[START Data provided]

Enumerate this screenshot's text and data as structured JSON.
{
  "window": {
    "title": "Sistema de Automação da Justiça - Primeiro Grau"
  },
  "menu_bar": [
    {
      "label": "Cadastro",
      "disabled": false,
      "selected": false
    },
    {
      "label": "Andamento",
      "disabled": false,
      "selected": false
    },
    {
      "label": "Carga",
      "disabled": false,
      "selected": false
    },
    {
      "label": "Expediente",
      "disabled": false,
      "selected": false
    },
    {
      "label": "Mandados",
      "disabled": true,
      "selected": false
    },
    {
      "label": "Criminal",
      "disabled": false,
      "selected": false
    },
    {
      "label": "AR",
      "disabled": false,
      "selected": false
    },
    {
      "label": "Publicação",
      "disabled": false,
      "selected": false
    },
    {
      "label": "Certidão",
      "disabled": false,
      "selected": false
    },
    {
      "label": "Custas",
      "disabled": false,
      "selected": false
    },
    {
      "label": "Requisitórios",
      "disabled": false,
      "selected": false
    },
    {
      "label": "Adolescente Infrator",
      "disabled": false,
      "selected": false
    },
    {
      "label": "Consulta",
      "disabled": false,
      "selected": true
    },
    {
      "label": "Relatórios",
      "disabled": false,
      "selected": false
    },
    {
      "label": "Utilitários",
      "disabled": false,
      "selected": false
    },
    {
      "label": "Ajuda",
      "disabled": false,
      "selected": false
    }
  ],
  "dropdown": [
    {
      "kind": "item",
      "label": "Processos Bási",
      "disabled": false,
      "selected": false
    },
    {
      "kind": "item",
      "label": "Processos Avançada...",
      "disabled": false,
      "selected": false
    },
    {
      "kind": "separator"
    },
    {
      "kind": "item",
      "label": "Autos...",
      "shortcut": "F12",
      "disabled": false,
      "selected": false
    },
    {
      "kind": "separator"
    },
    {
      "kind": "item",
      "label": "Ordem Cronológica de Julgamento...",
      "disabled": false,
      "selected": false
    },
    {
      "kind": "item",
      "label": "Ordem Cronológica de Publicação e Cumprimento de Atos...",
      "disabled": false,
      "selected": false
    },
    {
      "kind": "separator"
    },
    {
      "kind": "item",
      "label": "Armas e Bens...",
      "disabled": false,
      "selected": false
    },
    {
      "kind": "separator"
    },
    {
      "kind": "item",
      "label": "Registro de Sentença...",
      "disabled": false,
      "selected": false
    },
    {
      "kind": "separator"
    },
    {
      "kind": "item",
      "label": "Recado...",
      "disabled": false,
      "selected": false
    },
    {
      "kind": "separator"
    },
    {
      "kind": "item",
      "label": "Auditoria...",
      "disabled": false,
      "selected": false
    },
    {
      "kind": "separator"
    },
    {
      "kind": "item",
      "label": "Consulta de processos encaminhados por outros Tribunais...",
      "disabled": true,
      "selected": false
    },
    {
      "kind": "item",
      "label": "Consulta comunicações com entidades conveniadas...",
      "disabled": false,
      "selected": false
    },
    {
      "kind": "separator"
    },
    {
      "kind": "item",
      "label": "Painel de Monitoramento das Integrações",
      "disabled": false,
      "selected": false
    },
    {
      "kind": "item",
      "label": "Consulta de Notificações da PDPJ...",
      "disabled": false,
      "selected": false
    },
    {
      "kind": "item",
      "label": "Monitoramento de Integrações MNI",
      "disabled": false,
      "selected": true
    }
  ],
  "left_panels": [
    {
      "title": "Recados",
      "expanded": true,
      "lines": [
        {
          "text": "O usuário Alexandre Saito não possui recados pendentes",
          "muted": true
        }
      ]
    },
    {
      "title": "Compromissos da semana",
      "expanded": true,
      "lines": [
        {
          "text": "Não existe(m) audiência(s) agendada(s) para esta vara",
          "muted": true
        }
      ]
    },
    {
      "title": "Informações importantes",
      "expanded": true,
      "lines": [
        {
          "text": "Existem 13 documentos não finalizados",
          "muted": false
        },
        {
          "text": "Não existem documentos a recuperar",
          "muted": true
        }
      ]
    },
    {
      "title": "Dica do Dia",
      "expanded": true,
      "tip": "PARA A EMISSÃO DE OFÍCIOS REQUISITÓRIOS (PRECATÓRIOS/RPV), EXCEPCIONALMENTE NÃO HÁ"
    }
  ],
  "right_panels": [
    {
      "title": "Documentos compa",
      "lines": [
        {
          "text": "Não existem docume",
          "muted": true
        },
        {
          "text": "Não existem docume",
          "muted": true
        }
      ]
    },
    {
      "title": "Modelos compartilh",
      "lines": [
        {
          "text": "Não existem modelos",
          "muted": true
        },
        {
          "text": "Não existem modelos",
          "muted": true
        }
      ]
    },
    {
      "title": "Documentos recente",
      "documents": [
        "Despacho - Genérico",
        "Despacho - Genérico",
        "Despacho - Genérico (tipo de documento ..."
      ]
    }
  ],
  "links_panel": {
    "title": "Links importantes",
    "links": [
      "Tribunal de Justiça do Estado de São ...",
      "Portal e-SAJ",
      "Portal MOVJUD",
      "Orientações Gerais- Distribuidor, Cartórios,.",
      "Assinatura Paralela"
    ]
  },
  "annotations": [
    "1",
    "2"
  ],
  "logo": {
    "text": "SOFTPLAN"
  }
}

[END Data provided]

◆ What you will do
Tally up the lines in the records containing the word "Cronológica", then give the count and nothing else.

◆ Output of the task
2